■ Provided data:
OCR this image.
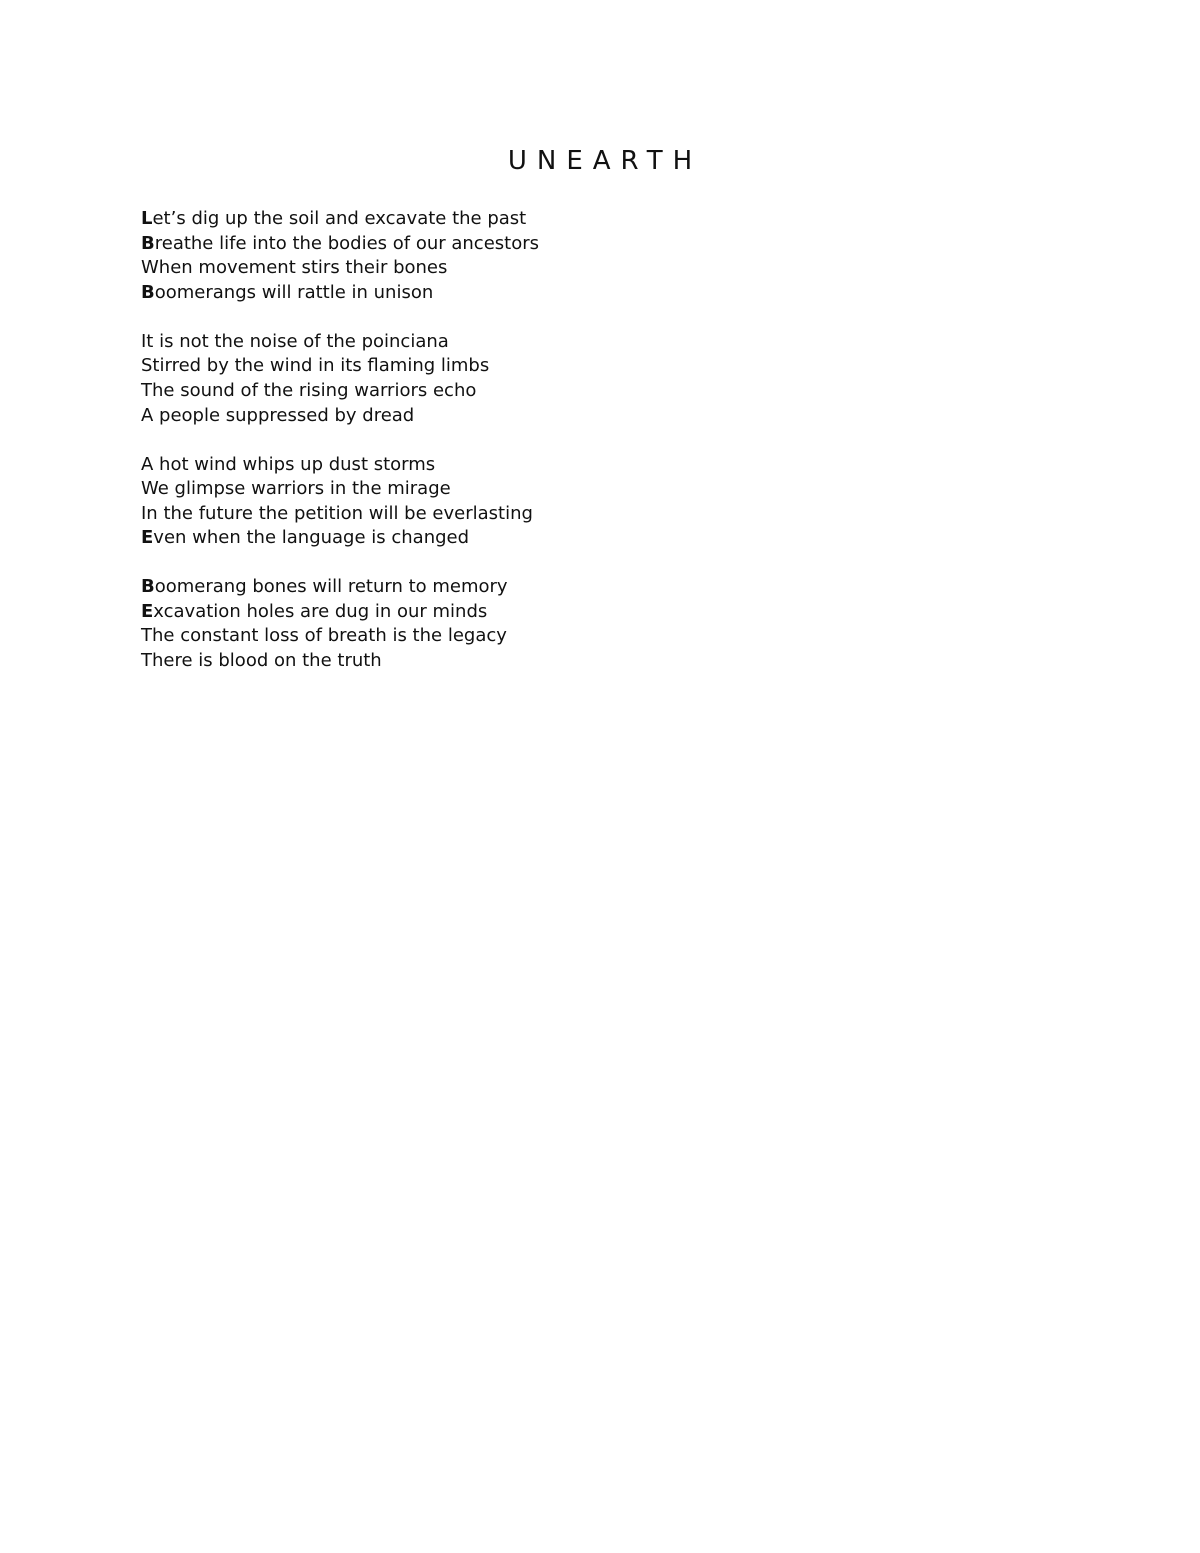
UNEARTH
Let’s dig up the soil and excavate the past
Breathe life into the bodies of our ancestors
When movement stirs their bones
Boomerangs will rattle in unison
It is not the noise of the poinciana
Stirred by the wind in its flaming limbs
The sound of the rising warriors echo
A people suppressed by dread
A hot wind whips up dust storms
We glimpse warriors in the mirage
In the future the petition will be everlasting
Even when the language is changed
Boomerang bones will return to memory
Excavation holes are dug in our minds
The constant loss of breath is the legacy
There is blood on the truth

■ Given instruction: Omit the pictures and restate the rest of the records verbatim.

■ Output for this exercise:
OCR this image.
UNEARTH
Let’s dig up the soil and excavate the past
Breathe life into the bodies of our ancestors
When movement stirs their bones
Boomerangs will rattle in unison
It is not the noise of the poinciana
Stirred by the wind in its flaming limbs
The sound of the rising warriors echo
A people suppressed by dread
A hot wind whips up dust storms
We glimpse warriors in the mirage
In the future the petition will be everlasting
Even when the language is changed
Boomerang bones will return to memory
Excavation holes are dug in our minds
The constant loss of breath is the legacy
There is blood on the truth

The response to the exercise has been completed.